Supplied data:
+-------+

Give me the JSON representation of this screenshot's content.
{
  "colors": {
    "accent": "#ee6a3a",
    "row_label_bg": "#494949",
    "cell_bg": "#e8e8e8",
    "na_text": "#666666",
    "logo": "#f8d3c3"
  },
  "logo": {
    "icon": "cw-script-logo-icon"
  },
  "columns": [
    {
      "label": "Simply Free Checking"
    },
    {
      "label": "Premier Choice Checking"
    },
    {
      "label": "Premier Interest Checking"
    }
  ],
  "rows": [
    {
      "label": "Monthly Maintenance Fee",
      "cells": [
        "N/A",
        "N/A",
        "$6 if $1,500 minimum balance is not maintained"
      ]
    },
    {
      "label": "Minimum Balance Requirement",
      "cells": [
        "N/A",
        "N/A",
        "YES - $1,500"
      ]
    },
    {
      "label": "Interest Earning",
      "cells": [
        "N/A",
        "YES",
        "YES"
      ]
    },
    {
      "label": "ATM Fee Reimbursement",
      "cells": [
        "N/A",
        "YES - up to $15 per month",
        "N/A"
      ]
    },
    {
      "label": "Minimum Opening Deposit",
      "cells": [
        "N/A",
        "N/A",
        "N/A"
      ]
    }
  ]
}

+-------+

Your task is to output all of the data above word for word.

Response:
Give me the JSON representation of this screenshot's content.
{
  "colors": {
    "accent": "#ee6a3a",
    "row_label_bg": "#494949",
    "cell_bg": "#e8e8e8",
    "na_text": "#666666",
    "logo": "#f8d3c3"
  },
  "logo": {
    "icon": "cw-script-logo-icon"
  },
  "columns": [
    {
      "label": "Simply Free Checking"
    },
    {
      "label": "Premier Choice Checking"
    },
    {
      "label": "Premier Interest Checking"
    }
  ],
  "rows": [
    {
      "label": "Monthly Maintenance Fee",
      "cells": [
        "N/A",
        "N/A",
        "$6 if $1,500 minimum balance is not maintained"
      ]
    },
    {
      "label": "Minimum Balance Requirement",
      "cells": [
        "N/A",
        "N/A",
        "YES - $1,500"
      ]
    },
    {
      "label": "Interest Earning",
      "cells": [
        "N/A",
        "YES",
        "YES"
      ]
    },
    {
      "label": "ATM Fee Reimbursement",
      "cells": [
        "N/A",
        "YES - up to $15 per month",
        "N/A"
      ]
    },
    {
      "label": "Minimum Opening Deposit",
      "cells": [
        "N/A",
        "N/A",
        "N/A"
      ]
    }
  ]
}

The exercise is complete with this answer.